Find each line with the word "World" and say how many there are, nothing else.

Record list:
※ ※ ※

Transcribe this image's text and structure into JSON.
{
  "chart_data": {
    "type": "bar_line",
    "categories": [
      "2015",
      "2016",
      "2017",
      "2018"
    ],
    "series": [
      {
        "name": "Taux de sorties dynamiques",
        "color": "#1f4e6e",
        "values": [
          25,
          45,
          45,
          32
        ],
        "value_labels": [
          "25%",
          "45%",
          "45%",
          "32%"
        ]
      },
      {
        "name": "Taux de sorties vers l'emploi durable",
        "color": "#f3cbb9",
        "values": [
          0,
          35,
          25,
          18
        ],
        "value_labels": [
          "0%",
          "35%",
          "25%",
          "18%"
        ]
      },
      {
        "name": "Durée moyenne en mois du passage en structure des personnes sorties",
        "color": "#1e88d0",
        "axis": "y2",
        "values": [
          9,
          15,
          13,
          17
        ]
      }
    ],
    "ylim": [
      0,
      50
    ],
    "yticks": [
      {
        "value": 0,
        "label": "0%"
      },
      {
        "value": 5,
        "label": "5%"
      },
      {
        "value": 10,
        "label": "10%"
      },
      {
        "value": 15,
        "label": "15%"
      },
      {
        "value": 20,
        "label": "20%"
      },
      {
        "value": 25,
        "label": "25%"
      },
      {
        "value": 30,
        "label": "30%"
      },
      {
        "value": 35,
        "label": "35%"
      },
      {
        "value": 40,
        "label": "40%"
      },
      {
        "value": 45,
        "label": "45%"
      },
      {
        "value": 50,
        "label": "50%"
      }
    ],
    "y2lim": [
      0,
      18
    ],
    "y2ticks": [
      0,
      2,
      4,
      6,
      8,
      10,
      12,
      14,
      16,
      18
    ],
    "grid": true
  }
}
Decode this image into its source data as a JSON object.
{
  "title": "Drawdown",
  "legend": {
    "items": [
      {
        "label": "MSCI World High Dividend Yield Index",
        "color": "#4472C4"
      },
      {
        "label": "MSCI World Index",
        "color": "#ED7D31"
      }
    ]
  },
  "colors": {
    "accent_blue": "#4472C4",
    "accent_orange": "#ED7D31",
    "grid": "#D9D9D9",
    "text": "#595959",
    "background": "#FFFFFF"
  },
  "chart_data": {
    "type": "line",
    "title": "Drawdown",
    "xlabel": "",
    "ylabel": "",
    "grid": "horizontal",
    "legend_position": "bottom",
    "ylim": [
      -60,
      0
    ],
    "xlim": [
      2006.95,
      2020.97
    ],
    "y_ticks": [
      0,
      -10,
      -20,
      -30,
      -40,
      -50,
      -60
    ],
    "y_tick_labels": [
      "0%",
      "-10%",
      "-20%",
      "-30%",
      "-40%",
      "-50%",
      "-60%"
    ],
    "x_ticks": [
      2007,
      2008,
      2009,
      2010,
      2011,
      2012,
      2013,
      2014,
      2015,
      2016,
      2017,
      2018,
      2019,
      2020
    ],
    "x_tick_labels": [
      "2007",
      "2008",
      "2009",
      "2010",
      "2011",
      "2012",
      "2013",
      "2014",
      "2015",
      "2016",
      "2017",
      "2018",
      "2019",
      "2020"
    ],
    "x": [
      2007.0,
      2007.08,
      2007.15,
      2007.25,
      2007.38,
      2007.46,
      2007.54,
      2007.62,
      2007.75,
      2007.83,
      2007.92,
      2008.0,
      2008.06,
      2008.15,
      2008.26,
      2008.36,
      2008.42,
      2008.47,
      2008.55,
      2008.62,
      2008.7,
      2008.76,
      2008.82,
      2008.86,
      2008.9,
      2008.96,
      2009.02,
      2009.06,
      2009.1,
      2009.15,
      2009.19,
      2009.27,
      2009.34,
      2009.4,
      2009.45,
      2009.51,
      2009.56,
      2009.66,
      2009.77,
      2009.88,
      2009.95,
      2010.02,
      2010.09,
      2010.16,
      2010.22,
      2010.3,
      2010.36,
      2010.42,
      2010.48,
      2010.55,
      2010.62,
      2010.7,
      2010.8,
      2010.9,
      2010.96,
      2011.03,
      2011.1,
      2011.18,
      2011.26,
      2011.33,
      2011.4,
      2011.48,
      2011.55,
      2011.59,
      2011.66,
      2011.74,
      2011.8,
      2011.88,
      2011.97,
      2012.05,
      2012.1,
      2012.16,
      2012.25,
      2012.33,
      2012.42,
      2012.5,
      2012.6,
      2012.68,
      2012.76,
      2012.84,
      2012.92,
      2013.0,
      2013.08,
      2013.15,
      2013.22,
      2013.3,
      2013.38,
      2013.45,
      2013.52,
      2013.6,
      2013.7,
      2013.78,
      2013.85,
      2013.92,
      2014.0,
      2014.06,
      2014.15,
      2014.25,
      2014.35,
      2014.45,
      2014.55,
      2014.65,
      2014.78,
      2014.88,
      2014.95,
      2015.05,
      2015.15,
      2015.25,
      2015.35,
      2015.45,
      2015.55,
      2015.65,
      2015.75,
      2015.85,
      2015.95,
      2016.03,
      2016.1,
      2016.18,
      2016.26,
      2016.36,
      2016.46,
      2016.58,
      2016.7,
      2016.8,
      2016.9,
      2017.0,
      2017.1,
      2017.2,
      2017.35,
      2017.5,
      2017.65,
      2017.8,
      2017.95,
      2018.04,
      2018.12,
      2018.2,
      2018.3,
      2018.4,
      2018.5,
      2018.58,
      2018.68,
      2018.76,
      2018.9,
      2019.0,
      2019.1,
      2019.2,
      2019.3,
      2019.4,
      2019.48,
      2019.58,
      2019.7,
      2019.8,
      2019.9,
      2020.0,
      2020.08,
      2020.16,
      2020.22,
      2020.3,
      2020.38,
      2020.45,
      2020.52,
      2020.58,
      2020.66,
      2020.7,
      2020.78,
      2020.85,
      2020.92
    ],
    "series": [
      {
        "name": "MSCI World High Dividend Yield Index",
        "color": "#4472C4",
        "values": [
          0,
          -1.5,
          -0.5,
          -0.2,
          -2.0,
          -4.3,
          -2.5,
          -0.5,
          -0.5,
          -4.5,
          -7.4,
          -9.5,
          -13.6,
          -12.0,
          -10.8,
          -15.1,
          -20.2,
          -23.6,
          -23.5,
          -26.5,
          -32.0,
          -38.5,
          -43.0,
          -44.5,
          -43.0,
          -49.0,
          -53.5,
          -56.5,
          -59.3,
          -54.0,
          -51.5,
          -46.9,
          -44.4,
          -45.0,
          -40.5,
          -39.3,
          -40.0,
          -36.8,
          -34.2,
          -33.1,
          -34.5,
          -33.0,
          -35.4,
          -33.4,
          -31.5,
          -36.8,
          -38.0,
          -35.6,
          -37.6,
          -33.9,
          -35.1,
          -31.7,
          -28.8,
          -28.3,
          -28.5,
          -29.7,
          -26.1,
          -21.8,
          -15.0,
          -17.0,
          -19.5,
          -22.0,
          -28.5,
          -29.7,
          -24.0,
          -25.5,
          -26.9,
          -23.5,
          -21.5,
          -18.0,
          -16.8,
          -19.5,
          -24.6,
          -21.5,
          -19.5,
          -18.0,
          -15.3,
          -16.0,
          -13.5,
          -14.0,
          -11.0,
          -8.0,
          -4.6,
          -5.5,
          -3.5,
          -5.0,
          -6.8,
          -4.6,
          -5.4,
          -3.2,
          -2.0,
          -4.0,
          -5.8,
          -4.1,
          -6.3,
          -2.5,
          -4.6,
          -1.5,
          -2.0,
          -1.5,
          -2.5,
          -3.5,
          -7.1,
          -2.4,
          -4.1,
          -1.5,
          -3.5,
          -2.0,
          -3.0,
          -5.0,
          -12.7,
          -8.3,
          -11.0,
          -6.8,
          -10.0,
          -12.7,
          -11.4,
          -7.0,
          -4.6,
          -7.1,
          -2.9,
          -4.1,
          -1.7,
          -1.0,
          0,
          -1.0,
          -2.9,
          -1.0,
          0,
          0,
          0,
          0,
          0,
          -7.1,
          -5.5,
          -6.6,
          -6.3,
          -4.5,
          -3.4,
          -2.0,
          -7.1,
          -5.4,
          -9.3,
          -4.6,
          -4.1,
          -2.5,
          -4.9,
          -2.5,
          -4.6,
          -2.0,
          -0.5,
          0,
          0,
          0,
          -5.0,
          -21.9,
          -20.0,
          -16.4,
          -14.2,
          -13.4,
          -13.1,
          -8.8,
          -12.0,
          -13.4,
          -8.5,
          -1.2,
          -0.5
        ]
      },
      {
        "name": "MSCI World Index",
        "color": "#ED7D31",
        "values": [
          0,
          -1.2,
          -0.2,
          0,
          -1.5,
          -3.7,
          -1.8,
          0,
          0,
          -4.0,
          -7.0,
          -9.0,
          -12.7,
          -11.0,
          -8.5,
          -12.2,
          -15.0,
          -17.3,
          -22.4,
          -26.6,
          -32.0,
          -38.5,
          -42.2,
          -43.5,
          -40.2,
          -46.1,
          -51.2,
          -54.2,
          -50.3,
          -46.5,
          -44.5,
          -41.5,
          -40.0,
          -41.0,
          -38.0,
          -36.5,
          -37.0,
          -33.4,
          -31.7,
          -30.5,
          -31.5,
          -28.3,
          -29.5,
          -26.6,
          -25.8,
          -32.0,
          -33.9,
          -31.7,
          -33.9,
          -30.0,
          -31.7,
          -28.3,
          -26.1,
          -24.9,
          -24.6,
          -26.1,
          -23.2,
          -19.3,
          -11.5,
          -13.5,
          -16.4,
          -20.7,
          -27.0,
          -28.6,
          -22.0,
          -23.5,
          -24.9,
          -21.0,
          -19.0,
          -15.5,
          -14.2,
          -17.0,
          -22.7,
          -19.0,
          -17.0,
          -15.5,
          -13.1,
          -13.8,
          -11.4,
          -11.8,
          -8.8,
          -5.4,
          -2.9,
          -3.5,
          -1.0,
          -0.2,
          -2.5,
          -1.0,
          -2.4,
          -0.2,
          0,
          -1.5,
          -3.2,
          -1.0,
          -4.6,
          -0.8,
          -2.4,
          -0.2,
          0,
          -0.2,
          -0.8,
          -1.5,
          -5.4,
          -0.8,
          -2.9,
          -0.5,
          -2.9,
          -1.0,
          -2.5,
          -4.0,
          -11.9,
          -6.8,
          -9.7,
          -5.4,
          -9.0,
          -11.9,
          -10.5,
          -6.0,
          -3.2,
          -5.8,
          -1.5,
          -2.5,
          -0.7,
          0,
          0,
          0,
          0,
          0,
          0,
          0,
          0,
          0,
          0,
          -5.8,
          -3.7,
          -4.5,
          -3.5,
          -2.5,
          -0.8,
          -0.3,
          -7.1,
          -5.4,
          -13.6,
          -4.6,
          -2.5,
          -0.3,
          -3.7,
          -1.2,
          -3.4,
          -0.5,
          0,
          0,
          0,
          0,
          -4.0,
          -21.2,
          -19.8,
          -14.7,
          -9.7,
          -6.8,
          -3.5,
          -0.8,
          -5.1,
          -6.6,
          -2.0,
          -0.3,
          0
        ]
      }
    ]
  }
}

※ ※ ※

Complete answer:
4